* [FRAGMENTO CITADO]:
(Publicado hoy en El Mundo)
LA CONSTRUCCIÓN federal de Europa es el más noble empeño político de la hora presente. Este horizonte, vivo e iluminado, tiene para los españoles un especial valor porque sólo desde una Europa federal se puede corregir la frívola originalidad confederal en que se está convirtiendo España. Jean Monnet, en sus jugosas Memorias, se acoge insistentemente a la referencia federal lo que se explica porque él engendra su sueño europeo a la vista de la realidad norteamericana y de la impresión que le causa el funcionamiento de aquella República.
Es muy probable que si Jean Monnet no hubiera andado vendiendo coñac a los 20 años por tierras americanas, las instituciones europeas hoy no existirían. Para él se trataba -según su pensamiento tantas veces citado- de unir hombres, no simplemente coaligar estados y de «impedir la reconstrucción de los nacionalismos», el gran peligro del siglo XX, cuyas trágicas lecciones en España nos empeñamos en ignorar jugando como estamos a crear naciones y Estados de bolsillo.

Datos de anotación del diseño visual:
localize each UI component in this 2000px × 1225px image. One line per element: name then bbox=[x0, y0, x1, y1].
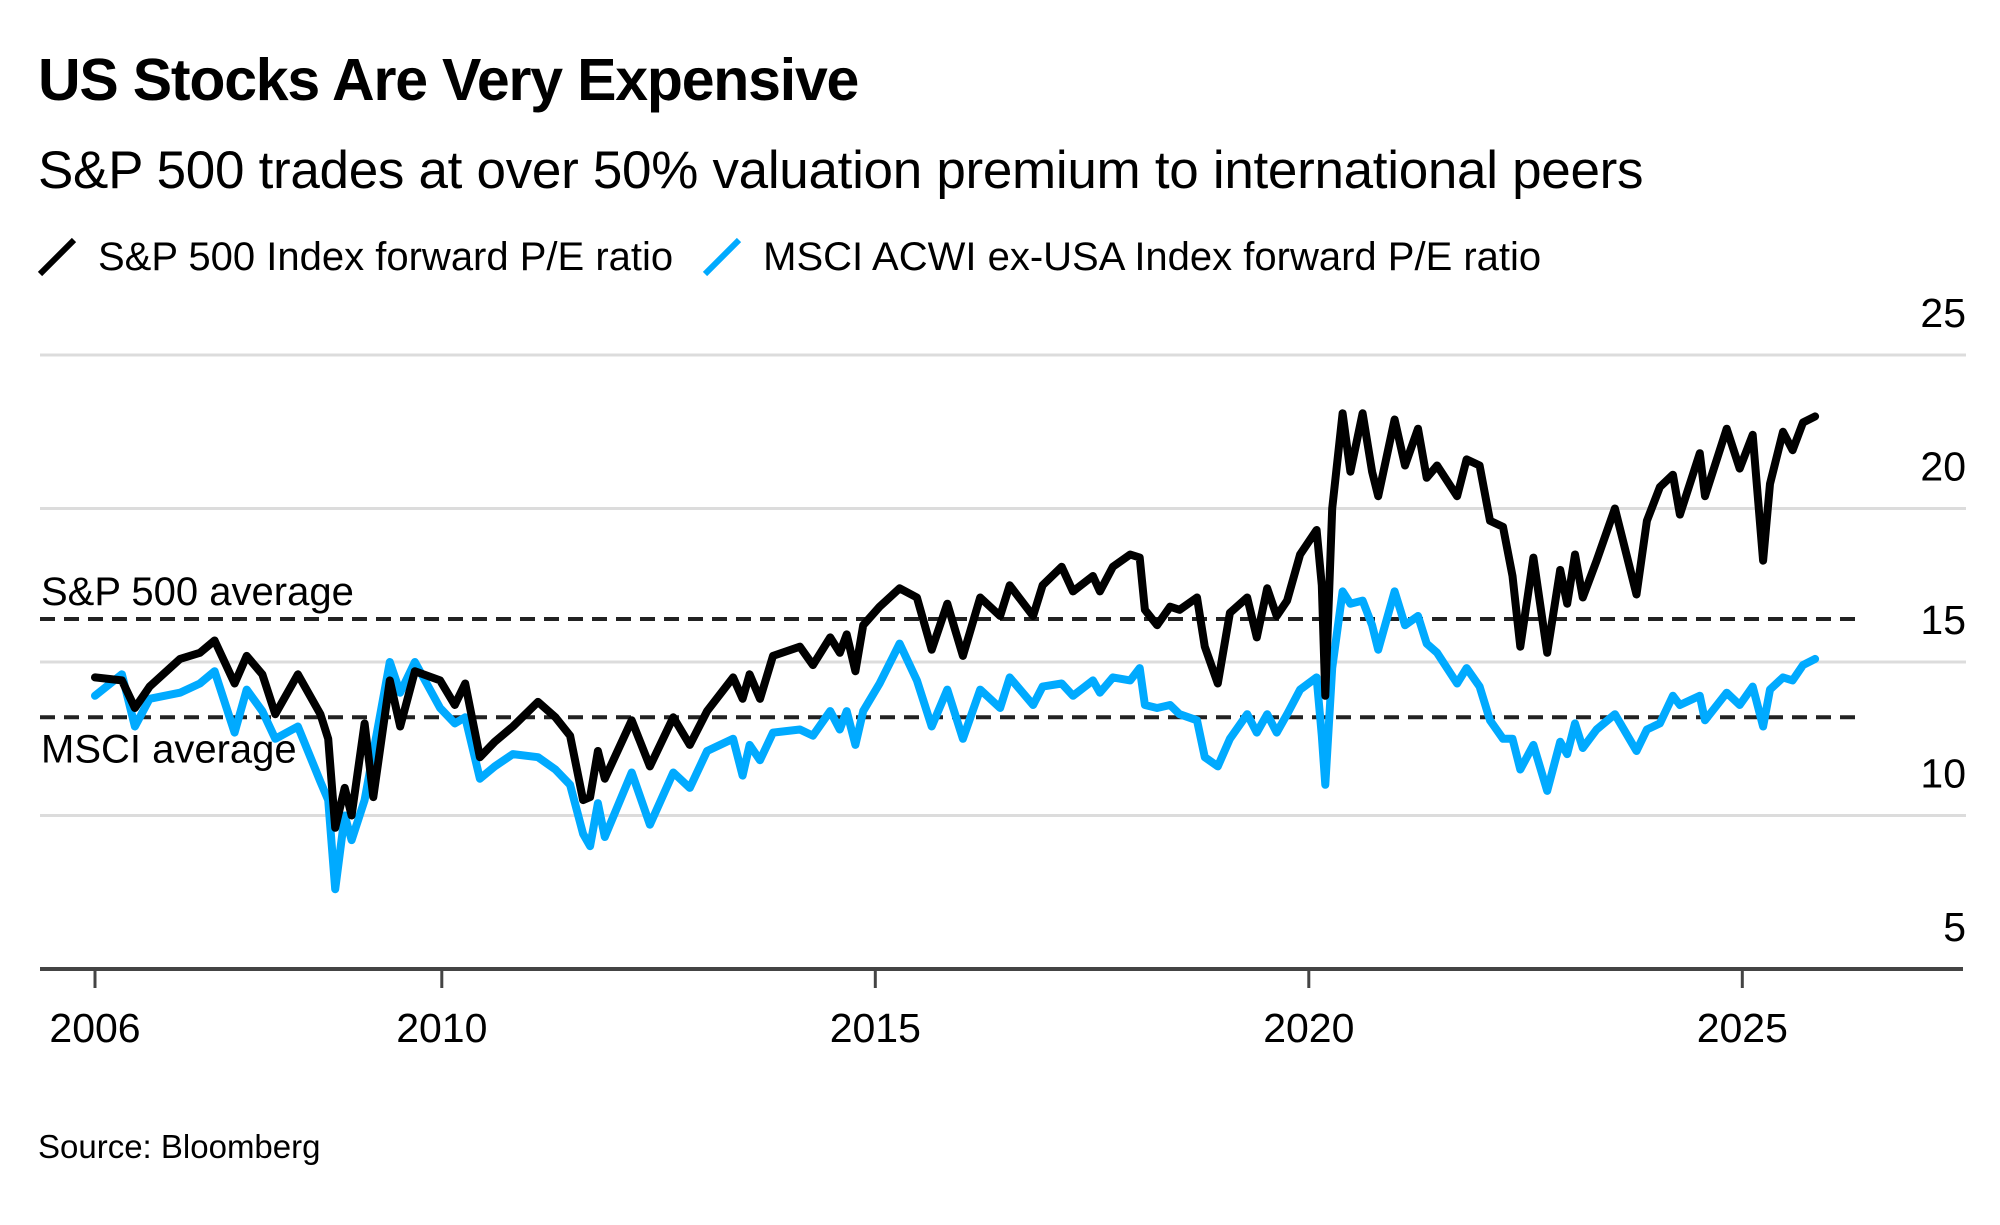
x-tick-label: 2020 bbox=[1263, 1005, 1354, 1051]
x-axis bbox=[40, 967, 1963, 988]
y-tick-label: 20 bbox=[1920, 444, 1966, 490]
x-tick-label: 2006 bbox=[49, 1005, 140, 1051]
reference-label: S&P 500 average bbox=[41, 570, 354, 614]
msci-line bbox=[91, 587, 1820, 894]
y-tick-label: 25 bbox=[1920, 290, 1966, 336]
source-note: Source: Bloomberg bbox=[38, 1128, 321, 1165]
chart-subtitle: S&P 500 trades at over 50% valuation pre… bbox=[38, 141, 1644, 200]
x-axis-labels: 2006 2010 2015 2020 2025 bbox=[49, 1005, 1788, 1051]
legend-item-sp500: S&P 500 Index forward P/E ratio bbox=[36, 235, 673, 280]
gridlines bbox=[40, 353, 1966, 817]
legend-item-msci: MSCI ACWI ex-USA Index forward P/E ratio bbox=[701, 235, 1541, 280]
reference-lines: S&P 500 average MSCI average bbox=[40, 570, 1864, 771]
sp500-line bbox=[91, 409, 1820, 832]
y-tick-label: 15 bbox=[1920, 597, 1966, 643]
x-tick-label: 2025 bbox=[1697, 1005, 1788, 1051]
diagonal-line-icon bbox=[37, 237, 77, 277]
chart-title: US Stocks Are Very Expensive bbox=[38, 47, 859, 113]
x-tick-label: 2015 bbox=[830, 1005, 921, 1051]
y-tick-label: 5 bbox=[1943, 904, 1966, 950]
y-axis-labels: 5 10 15 20 25 bbox=[1920, 290, 1966, 950]
y-tick-label: 10 bbox=[1920, 751, 1966, 797]
legend-label-sp500: S&P 500 Index forward P/E ratio bbox=[98, 234, 674, 279]
legend-label-msci: MSCI ACWI ex-USA Index forward P/E ratio bbox=[763, 234, 1542, 279]
x-tick-label: 2010 bbox=[396, 1005, 487, 1051]
diagonal-line-icon bbox=[703, 237, 742, 277]
reference-label: MSCI average bbox=[41, 727, 297, 771]
legend: S&P 500 Index forward P/E ratio MSCI ACW… bbox=[36, 232, 1569, 282]
series-lines bbox=[91, 409, 1820, 894]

* [INSTRUCCIONES]:
1. Extrae del texto sobre Jean Monnet el fragmento comprendido entre «Es muy probable» y «Estados de bolsillo.», ambos incluidos.
2. Según el texto sobre Jean Monnet, ¿por qué Monnet se acoge insistentemente a la referencia federal en sus Memorias? Responde en una a tres oraciones.

* [RESPUESTAS]:
1.
Es muy probable que si Jean Monnet no hubiera andado vendiendo coñac a los 20 años por tierras americanas, las instituciones europeas hoy no existirían. Para él se trataba -según su pensamiento tantas veces citado- de unir hombres, no simplemente coaligar estados y de «impedir la reconstrucción de los nacionalismos», el gran peligro del siglo XX, cuyas trágicas lecciones en España nos empeñamos en ignorar jugando como estamos a crear naciones y Estados de bolsillo.

2. Porque engendró su sueño europeo a la vista de la realidad norteamericana. También influyó la impresión que le causaba el funcionamiento de aquella República.